The exercise | In the listing, locate the line containing "What's the underlying", then quote it and all following lines exactly. Omit pictures.

--- BEGIN Information provided ---

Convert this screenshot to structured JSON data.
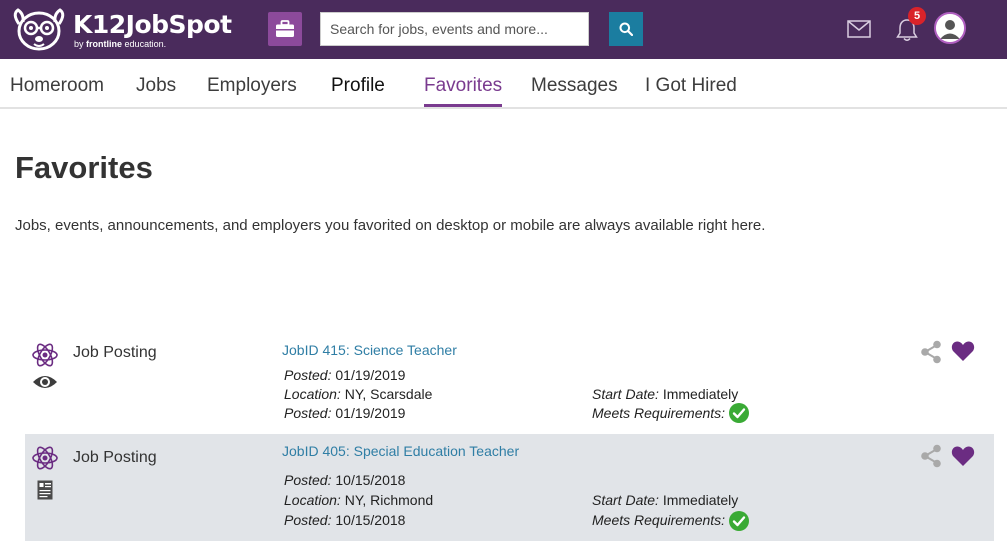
{
  "header": {
    "logo_name": "K12JobSpot",
    "logo_by": "by",
    "logo_brand": "frontline",
    "logo_suffix": "education.",
    "search": {
      "placeholder": "Search for jobs, events and more..."
    },
    "notifications_count": "5",
    "colors": {
      "bar": "#4a2b5c",
      "briefcase": "#8c4a9b",
      "search_button": "#1b7da0",
      "badge": "#d9232a"
    }
  },
  "nav": {
    "tabs": [
      {
        "label": "Homeroom"
      },
      {
        "label": "Jobs"
      },
      {
        "label": "Employers"
      },
      {
        "label": "Profile"
      },
      {
        "label": "Favorites",
        "active": true
      },
      {
        "label": "Messages"
      },
      {
        "label": "I Got Hired"
      }
    ]
  },
  "page": {
    "title": "Favorites",
    "description": "Jobs, events, announcements, and employers you favorited on desktop or mobile are always available right here."
  },
  "favorites": [
    {
      "type": "Job Posting",
      "status_icon": "eye-icon",
      "link": "JobID 415: Science Teacher",
      "posted_label": "Posted:",
      "posted": "01/19/2019",
      "location_label": "Location:",
      "location": "NY, Scarsdale",
      "posted2_label": "Posted:",
      "posted2": "01/19/2019",
      "start_label": "Start Date:",
      "start": "Immediately",
      "meets_label": "Meets Requirements:"
    },
    {
      "type": "Job Posting",
      "status_icon": "resume-icon",
      "link": "JobID 405: Special Education Teacher",
      "posted_label": "Posted:",
      "posted": "10/15/2018",
      "location_label": "Location:",
      "location": "NY, Richmond",
      "posted2_label": "Posted:",
      "posted2": "10/15/2018",
      "start_label": "Start Date:",
      "start": "Immediately",
      "meets_label": "Meets Requirements:"
    }
  ],
  "colors": {
    "accent": "#7a3b8f",
    "link": "#2f7ea5",
    "check": "#3aaa35",
    "heart": "#6b2c82",
    "row_alt": "#e1e4e8"
  }
}
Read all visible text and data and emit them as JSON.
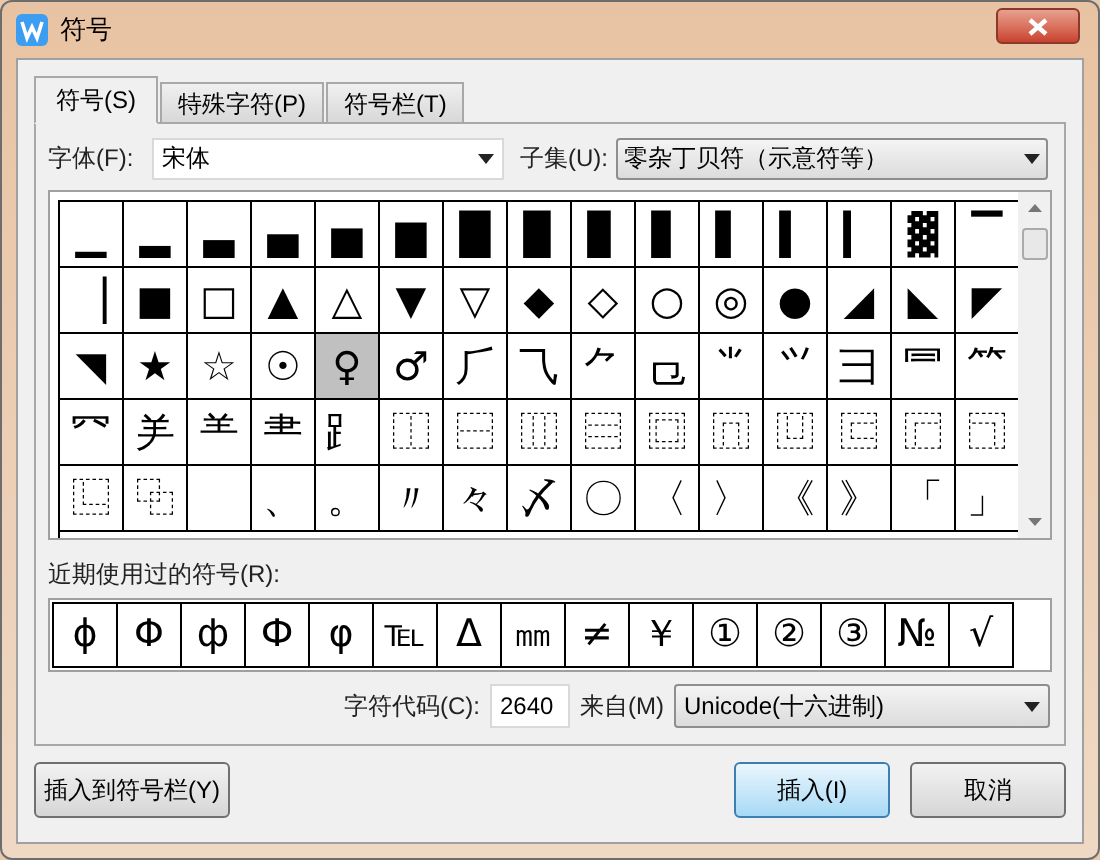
{
  "window": {
    "title": "符号"
  },
  "tabs": [
    {
      "label": "符号(S)",
      "selected": true
    },
    {
      "label": "特殊字符(P)",
      "selected": false
    },
    {
      "label": "符号栏(T)",
      "selected": false
    }
  ],
  "font": {
    "label": "字体(F):",
    "value": "宋体"
  },
  "subset": {
    "label": "子集(U):",
    "value": "零杂丁贝符（示意符等）"
  },
  "symbol_grid": [
    [
      {
        "char": "▁",
        "selected": false
      },
      {
        "char": "▂",
        "selected": false
      },
      {
        "char": "▃",
        "selected": false
      },
      {
        "char": "▄",
        "selected": false
      },
      {
        "char": "▅",
        "selected": false
      },
      {
        "char": "▆",
        "selected": false
      },
      {
        "char": "█",
        "selected": false
      },
      {
        "char": "▉",
        "selected": false
      },
      {
        "char": "▊",
        "selected": false
      },
      {
        "char": "▋",
        "selected": false
      },
      {
        "char": "▌",
        "selected": false
      },
      {
        "char": "▍",
        "selected": false
      },
      {
        "char": "▎",
        "selected": false
      },
      {
        "char": "▓",
        "selected": false
      },
      {
        "char": "▔",
        "selected": false
      }
    ],
    [
      {
        "char": "▕",
        "selected": false
      },
      {
        "char": "■",
        "selected": false
      },
      {
        "char": "□",
        "selected": false
      },
      {
        "char": "▲",
        "selected": false
      },
      {
        "char": "△",
        "selected": false
      },
      {
        "char": "▼",
        "selected": false
      },
      {
        "char": "▽",
        "selected": false
      },
      {
        "char": "◆",
        "selected": false
      },
      {
        "char": "◇",
        "selected": false
      },
      {
        "char": "○",
        "selected": false
      },
      {
        "char": "◎",
        "selected": false
      },
      {
        "char": "●",
        "selected": false
      },
      {
        "char": "◢",
        "selected": false
      },
      {
        "char": "◣",
        "selected": false
      },
      {
        "char": "◤",
        "selected": false
      }
    ],
    [
      {
        "char": "◥",
        "selected": false
      },
      {
        "char": "★",
        "selected": false
      },
      {
        "char": "☆",
        "selected": false
      },
      {
        "char": "☉",
        "selected": false
      },
      {
        "char": "♀",
        "selected": true
      },
      {
        "char": "♂",
        "selected": false
      },
      {
        "char": "⺁",
        "selected": false
      },
      {
        "char": "⺄",
        "selected": false
      },
      {
        "char": "⺈",
        "selected": false
      },
      {
        "char": "⺋",
        "selected": false
      },
      {
        "char": "⺌",
        "selected": false
      },
      {
        "char": "⺍",
        "selected": false
      },
      {
        "char": "⺕",
        "selected": false
      },
      {
        "char": "⺜",
        "selected": false
      },
      {
        "char": "⺮",
        "selected": false
      }
    ],
    [
      {
        "char": "⺳",
        "selected": false
      },
      {
        "char": "⺶",
        "selected": false
      },
      {
        "char": "⺷",
        "selected": false
      },
      {
        "char": "⺻",
        "selected": false
      },
      {
        "char": "⻊",
        "selected": false
      },
      {
        "char": "⿰",
        "selected": false
      },
      {
        "char": "⿱",
        "selected": false
      },
      {
        "char": "⿲",
        "selected": false
      },
      {
        "char": "⿳",
        "selected": false
      },
      {
        "char": "⿴",
        "selected": false
      },
      {
        "char": "⿵",
        "selected": false
      },
      {
        "char": "⿶",
        "selected": false
      },
      {
        "char": "⿷",
        "selected": false
      },
      {
        "char": "⿸",
        "selected": false
      },
      {
        "char": "⿹",
        "selected": false
      }
    ],
    [
      {
        "char": "⿺",
        "selected": false
      },
      {
        "char": "⿻",
        "selected": false
      },
      {
        "selected": false
      },
      {
        "char": "、",
        "selected": false
      },
      {
        "char": "。",
        "selected": false
      },
      {
        "char": "〃",
        "selected": false
      },
      {
        "char": "々",
        "selected": false
      },
      {
        "char": "〆",
        "selected": false
      },
      {
        "char": "〇",
        "selected": false
      },
      {
        "char": "〈",
        "selected": false
      },
      {
        "char": "〉",
        "selected": false
      },
      {
        "char": "《",
        "selected": false
      },
      {
        "char": "》",
        "selected": false
      },
      {
        "char": "「",
        "selected": false
      },
      {
        "char": "」",
        "selected": false
      }
    ]
  ],
  "recent": {
    "label": "近期使用过的符号(R):",
    "symbols": [
      "ɸ",
      "Φ",
      "ф",
      "Ф",
      "φ",
      "℡",
      "Δ",
      "㎜",
      "≠",
      "￥",
      "①",
      "②",
      "③",
      "№",
      "√"
    ]
  },
  "char_code": {
    "label": "字符代码(C):",
    "value": "2640"
  },
  "from": {
    "label": "来自(M)",
    "value": "Unicode(十六进制)"
  },
  "buttons": {
    "insert_to_bar": "插入到符号栏(Y)",
    "insert": "插入(I)",
    "cancel": "取消"
  }
}
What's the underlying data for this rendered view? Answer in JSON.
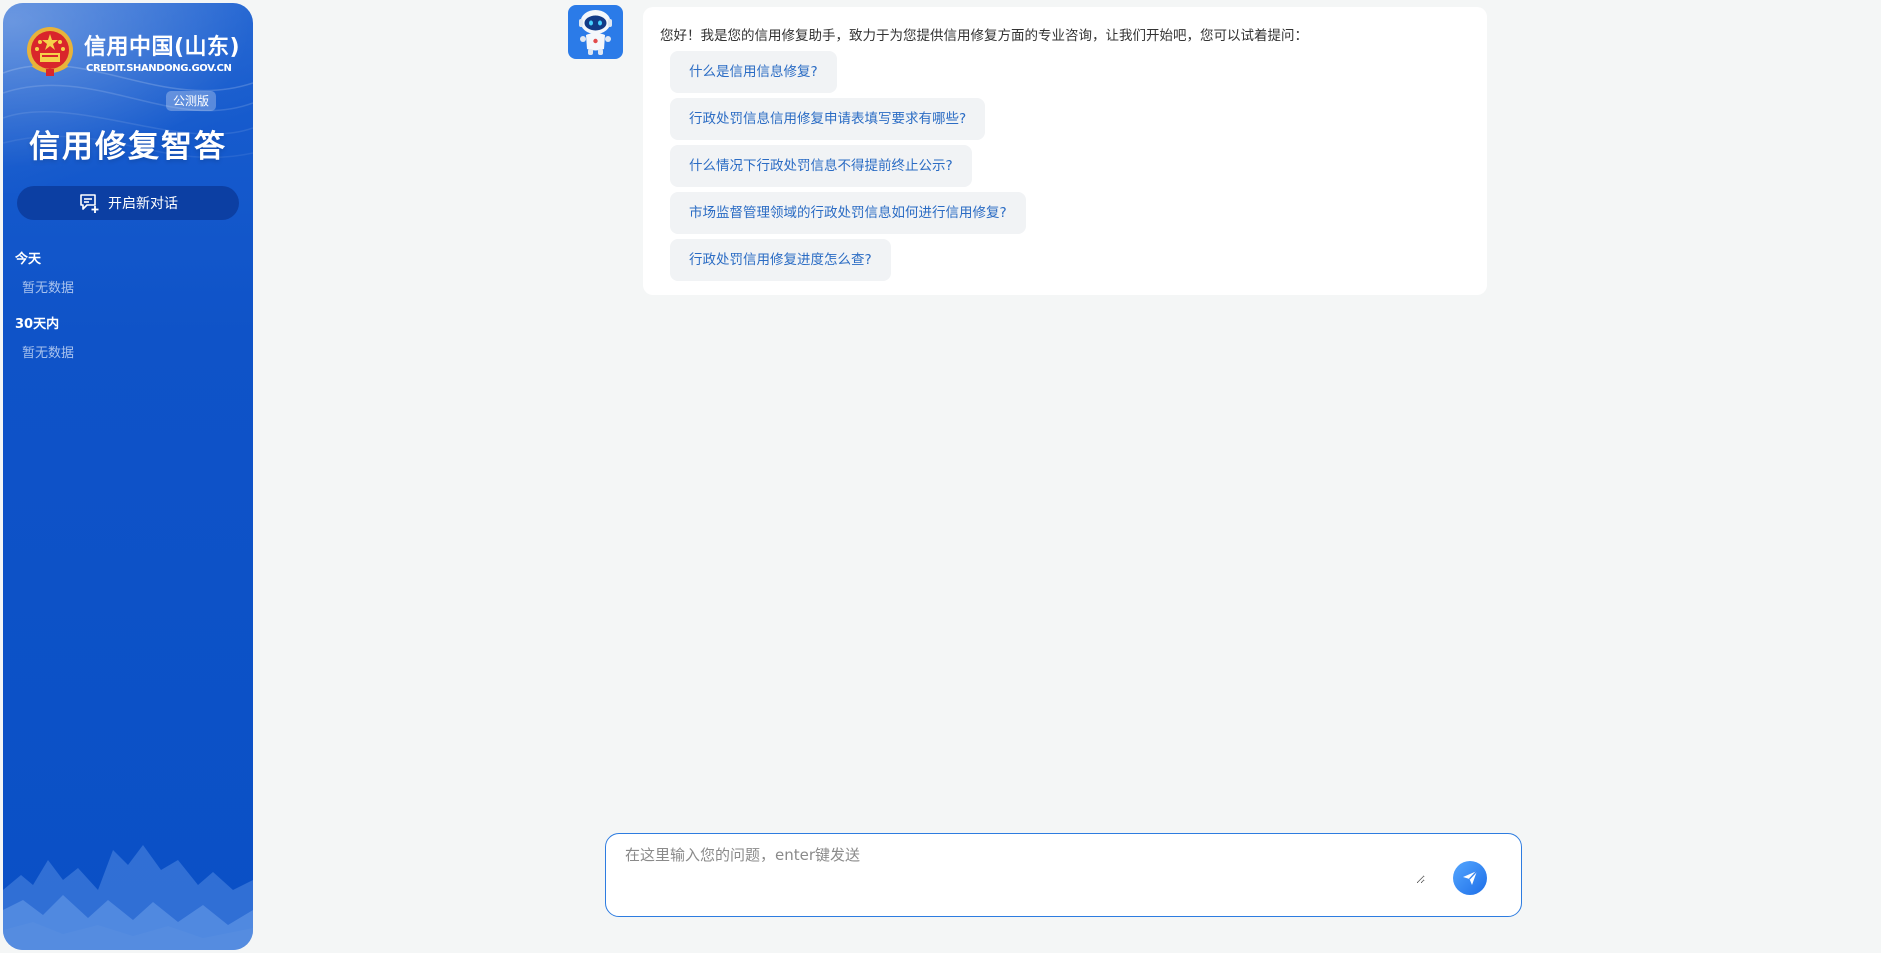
{
  "sidebar": {
    "brand_title": "信用中国(山东)",
    "brand_url": "CREDIT.SHANDONG.GOV.CN",
    "beta_badge": "公测版",
    "app_title": "信用修复智答",
    "new_chat_label": "开启新对话",
    "history": [
      {
        "heading": "今天",
        "empty_text": "暂无数据"
      },
      {
        "heading": "30天内",
        "empty_text": "暂无数据"
      }
    ]
  },
  "chat": {
    "greeting": "您好！我是您的信用修复助手，致力于为您提供信用修复方面的专业咨询，让我们开始吧，您可以试着提问：",
    "suggestions": [
      "什么是信用信息修复?",
      "行政处罚信息信用修复申请表填写要求有哪些?",
      "什么情况下行政处罚信息不得提前终止公示?",
      "市场监督管理领域的行政处罚信息如何进行信用修复?",
      "行政处罚信用修复进度怎么查?"
    ]
  },
  "input": {
    "placeholder": "在这里输入您的问题，enter键发送",
    "value": ""
  },
  "icons": {
    "emblem": "national-emblem-icon",
    "new_chat": "new-chat-icon",
    "avatar": "robot-avatar-icon",
    "send": "send-icon"
  },
  "colors": {
    "sidebar_bg": "#0f53c8",
    "new_chat_button_bg": "#0c3fa3",
    "suggestion_text": "#2b6cc4",
    "suggestion_bg": "#f1f3f5",
    "input_border": "#2d7ce0",
    "page_bg": "#f4f6f6"
  }
}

--- END Information provided ---

Exercise solution |
What's the underlying data for this rendered view? Answer in JSON.
{
  "sidebar": {
    "brand_title": "信用中国(山东)",
    "brand_url": "CREDIT.SHANDONG.GOV.CN",
    "beta_badge": "公测版",
    "app_title": "信用修复智答",
    "new_chat_label": "开启新对话",
    "history": [
      {
        "heading": "今天",
        "empty_text": "暂无数据"
      },
      {
        "heading": "30天内",
        "empty_text": "暂无数据"
      }
    ]
  },
  "chat": {
    "greeting": "您好！我是您的信用修复助手，致力于为您提供信用修复方面的专业咨询，让我们开始吧，您可以试着提问：",
    "suggestions": [
      "什么是信用信息修复?",
      "行政处罚信息信用修复申请表填写要求有哪些?",
      "什么情况下行政处罚信息不得提前终止公示?",
      "市场监督管理领域的行政处罚信息如何进行信用修复?",
      "行政处罚信用修复进度怎么查?"
    ]
  },
  "input": {
    "placeholder": "在这里输入您的问题，enter键发送",
    "value": ""
  },
  "icons": {
    "emblem": "national-emblem-icon",
    "new_chat": "new-chat-icon",
    "avatar": "robot-avatar-icon",
    "send": "send-icon"
  },
  "colors": {
    "sidebar_bg": "#0f53c8",
    "new_chat_button_bg": "#0c3fa3",
    "suggestion_text": "#2b6cc4",
    "suggestion_bg": "#f1f3f5",
    "input_border": "#2d7ce0",
    "page_bg": "#f4f6f6"
  }
}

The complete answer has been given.